(Aim): Output the material exactly, but drop every image it holds.

(Record excerpts):
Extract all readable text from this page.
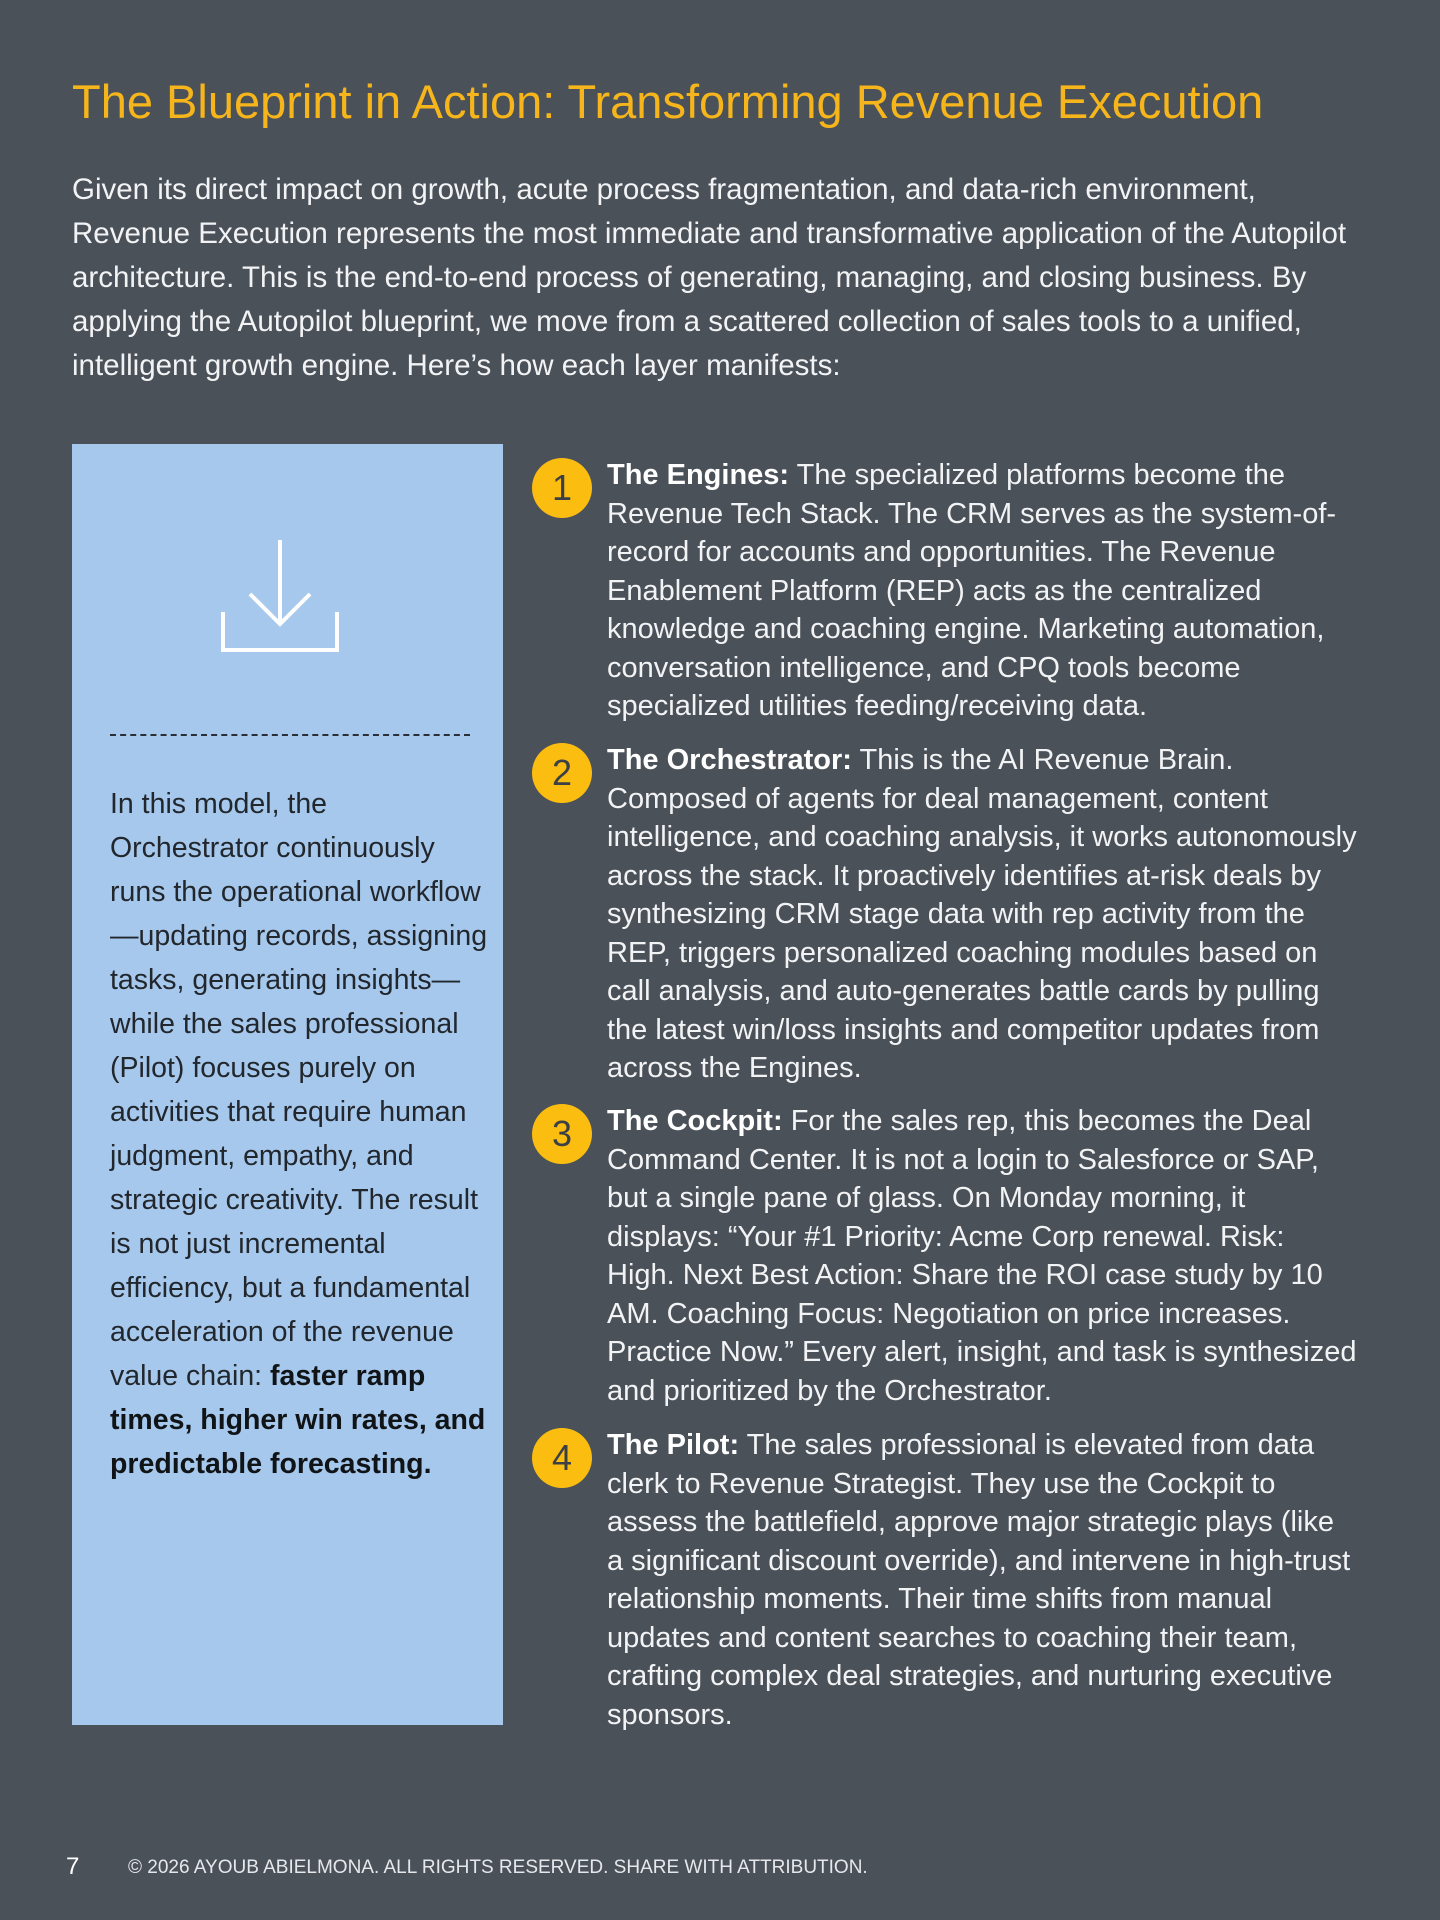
The Blueprint in Action: Transforming Revenue Execution

Given its direct impact on growth, acute process fragmentation, and data-rich environment, Revenue Execution represents the most immediate and transformative application of the Autopilot architecture. This is the end-to-end process of generating, managing, and closing business. By applying the Autopilot blueprint, we move from a scattered collection of sales tools to a unified, intelligent growth engine. Here’s how each layer manifests:

In this model, the Orchestrator continuously runs the operational workflow—updating records, assigning tasks, generating insights—while the sales professional (Pilot) focuses purely on activities that require human judgment, empathy, and strategic creativity. The result is not just incremental efficiency, but a fundamental acceleration of the revenue value chain: faster ramp times, higher win rates, and predictable forecasting.

1	The Engines: The specialized platforms become the Revenue Tech Stack. The CRM serves as the system-of-record for accounts and opportunities. The Revenue Enablement Platform (REP) acts as the centralized knowledge and coaching engine. Marketing automation, conversation intelligence, and CPQ tools become specialized utilities feeding/receiving data.

2	The Orchestrator: This is the AI Revenue Brain. Composed of agents for deal management, content intelligence, and coaching analysis, it works autonomously across the stack. It proactively identifies at-risk deals by synthesizing CRM stage data with rep activity from the REP, triggers personalized coaching modules based on call analysis, and auto-generates battle cards by pulling the latest win/loss insights and competitor updates from across the Engines.

3	The Cockpit: For the sales rep, this becomes the Deal Command Center. It is not a login to Salesforce or SAP, but a single pane of glass. On Monday morning, it displays: “Your #1 Priority: Acme Corp renewal. Risk: High. Next Best Action: Share the ROI case study by 10 AM. Coaching Focus: Negotiation on price increases. Practice Now.” Every alert, insight, and task is synthesized and prioritized by the Orchestrator.

4	The Pilot: The sales professional is elevated from data clerk to Revenue Strategist. They use the Cockpit to assess the battlefield, approve major strategic plays (like a significant discount override), and intervene in high-trust relationship moments. Their time shifts from manual updates and content searches to coaching their team, crafting complex deal strategies, and nurturing executive sponsors.

7	© 2026 AYOUB ABIELMONA. ALL RIGHTS RESERVED. SHARE WITH ATTRIBUTION.
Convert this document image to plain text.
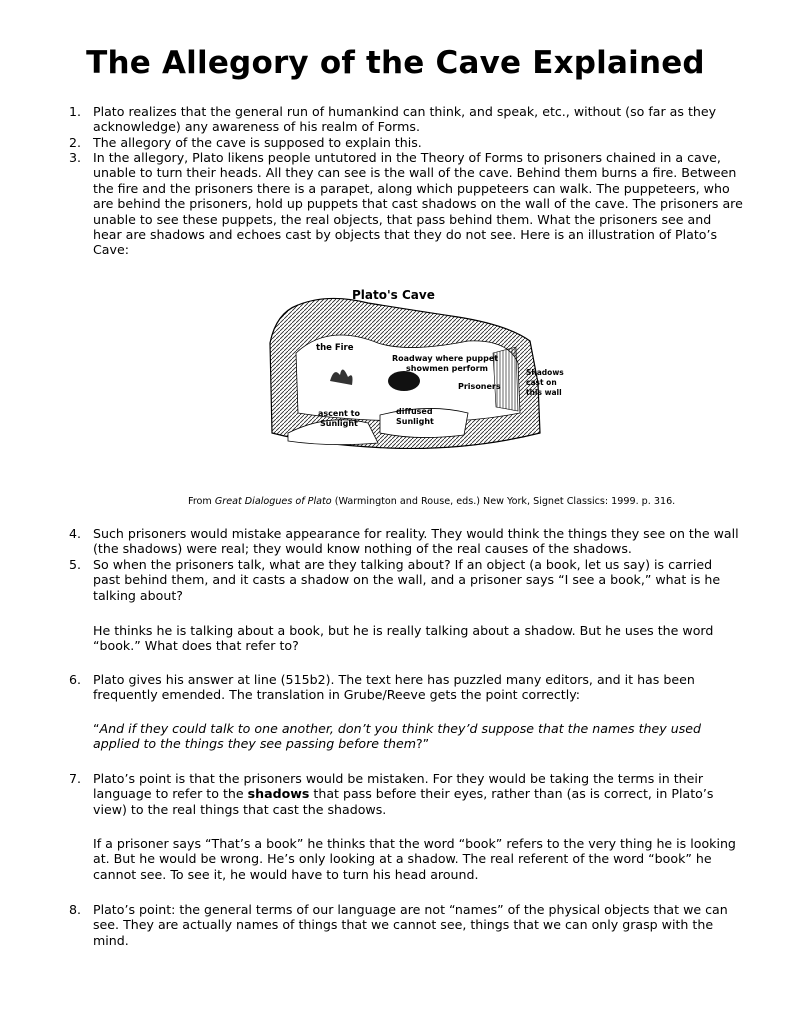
The Allegory of the Cave Explained
1. Plato realizes that the general run of humankind can think, and speak, etc., without (so far as they acknowledge) any awareness of his realm of Forms.

2. The allegory of the cave is supposed to explain this.

3. In the allegory, Plato likens people untutored in the Theory of Forms to prisoners chained in a cave, unable to turn their heads. All they can see is the wall of the cave. Behind them burns a fire. Between the fire and the prisoners there is a parapet, along which puppeteers can walk. The puppeteers, who are behind the prisoners, hold up puppets that cast shadows on the wall of the cave. The prisoners are unable to see these puppets, the real objects, that pass behind them. What the prisoners see and hear are shadows and echoes cast by objects that they do not see. Here is an illustration of Plato’s Cave:

Plato's Cave
the Fire
Roadway where puppet
showmen perform
Prisoners
Shadows
cast on
this wall
ascent to
Sunlight
diffused
Sunlight
From Great Dialogues of Plato (Warmington and Rouse, eds.) New York, Signet Classics: 1999. p. 316.
4. Such prisoners would mistake appearance for reality. They would think the things they see on the wall (the shadows) were real; they would know nothing of the real causes of the shadows.

5. So when the prisoners talk, what are they talking about? If an object (a book, let us say) is carried past behind them, and it casts a shadow on the wall, and a prisoner says “I see a book,” what is he talking about?

He thinks he is talking about a book, but he is really talking about a shadow. But he uses the word “book.” What does that refer to?

6. Plato gives his answer at line (515b2). The text here has puzzled many editors, and it has been frequently emended. The translation in Grube/Reeve gets the point correctly:

“And if they could talk to one another, don’t you think they’d suppose that the names they used applied to the things they see passing before them?”

7. Plato’s point is that the prisoners would be mistaken. For they would be taking the terms in their language to refer to the shadows that pass before their eyes, rather than (as is correct, in Plato’s view) to the real things that cast the shadows.

If a prisoner says “That’s a book” he thinks that the word “book” refers to the very thing he is looking at. But he would be wrong. He’s only looking at a shadow. The real referent of the word “book” he cannot see. To see it, he would have to turn his head around.

8. Plato’s point: the general terms of our language are not “names” of the physical objects that we can see. They are actually names of things that we cannot see, things that we can only grasp with the mind.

(Finished task):
Extract all readable text from this page.
The Blueprint in Action: Transforming Revenue Execution

Given its direct impact on growth, acute process fragmentation, and data-rich environment, Revenue Execution represents the most immediate and transformative application of the Autopilot architecture. This is the end-to-end process of generating, managing, and closing business. By applying the Autopilot blueprint, we move from a scattered collection of sales tools to a unified, intelligent growth engine. Here’s how each layer manifests:

In this model, the Orchestrator continuously runs the operational workflow—updating records, assigning tasks, generating insights—while the sales professional (Pilot) focuses purely on activities that require human judgment, empathy, and strategic creativity. The result is not just incremental efficiency, but a fundamental acceleration of the revenue value chain: faster ramp times, higher win rates, and predictable forecasting.

1	The Engines: The specialized platforms become the Revenue Tech Stack. The CRM serves as the system-of-record for accounts and opportunities. The Revenue Enablement Platform (REP) acts as the centralized knowledge and coaching engine. Marketing automation, conversation intelligence, and CPQ tools become specialized utilities feeding/receiving data.

2	The Orchestrator: This is the AI Revenue Brain. Composed of agents for deal management, content intelligence, and coaching analysis, it works autonomously across the stack. It proactively identifies at-risk deals by synthesizing CRM stage data with rep activity from the REP, triggers personalized coaching modules based on call analysis, and auto-generates battle cards by pulling the latest win/loss insights and competitor updates from across the Engines.

3	The Cockpit: For the sales rep, this becomes the Deal Command Center. It is not a login to Salesforce or SAP, but a single pane of glass. On Monday morning, it displays: “Your #1 Priority: Acme Corp renewal. Risk: High. Next Best Action: Share the ROI case study by 10 AM. Coaching Focus: Negotiation on price increases. Practice Now.” Every alert, insight, and task is synthesized and prioritized by the Orchestrator.

4	The Pilot: The sales professional is elevated from data clerk to Revenue Strategist. They use the Cockpit to assess the battlefield, approve major strategic plays (like a significant discount override), and intervene in high-trust relationship moments. Their time shifts from manual updates and content searches to coaching their team, crafting complex deal strategies, and nurturing executive sponsors.

7	© 2026 AYOUB ABIELMONA. ALL RIGHTS RESERVED. SHARE WITH ATTRIBUTION.
Convert this document image to plain text.
The Allegory of the Cave Explained
1. Plato realizes that the general run of humankind can think, and speak, etc., without (so far as they acknowledge) any awareness of his realm of Forms.

2. The allegory of the cave is supposed to explain this.

3. In the allegory, Plato likens people untutored in the Theory of Forms to prisoners chained in a cave, unable to turn their heads. All they can see is the wall of the cave. Behind them burns a fire. Between the fire and the prisoners there is a parapet, along which puppeteers can walk. The puppeteers, who are behind the prisoners, hold up puppets that cast shadows on the wall of the cave. The prisoners are unable to see these puppets, the real objects, that pass behind them. What the prisoners see and hear are shadows and echoes cast by objects that they do not see. Here is an illustration of Plato’s Cave:

Plato's Cave
the Fire
Roadway where puppet
showmen perform
Prisoners
Shadows
cast on
this wall
ascent to
Sunlight
diffused
Sunlight
From Great Dialogues of Plato (Warmington and Rouse, eds.) New York, Signet Classics: 1999. p. 316.
4. Such prisoners would mistake appearance for reality. They would think the things they see on the wall (the shadows) were real; they would know nothing of the real causes of the shadows.

5. So when the prisoners talk, what are they talking about? If an object (a book, let us say) is carried past behind them, and it casts a shadow on the wall, and a prisoner says “I see a book,” what is he talking about?

He thinks he is talking about a book, but he is really talking about a shadow. But he uses the word “book.” What does that refer to?

6. Plato gives his answer at line (515b2). The text here has puzzled many editors, and it has been frequently emended. The translation in Grube/Reeve gets the point correctly:

“And if they could talk to one another, don’t you think they’d suppose that the names they used applied to the things they see passing before them?”

7. Plato’s point is that the prisoners would be mistaken. For they would be taking the terms in their language to refer to the shadows that pass before their eyes, rather than (as is correct, in Plato’s view) to the real things that cast the shadows.

If a prisoner says “That’s a book” he thinks that the word “book” refers to the very thing he is looking at. But he would be wrong. He’s only looking at a shadow. The real referent of the word “book” he cannot see. To see it, he would have to turn his head around.

8. Plato’s point: the general terms of our language are not “names” of the physical objects that we can see. They are actually names of things that we cannot see, things that we can only grasp with the mind.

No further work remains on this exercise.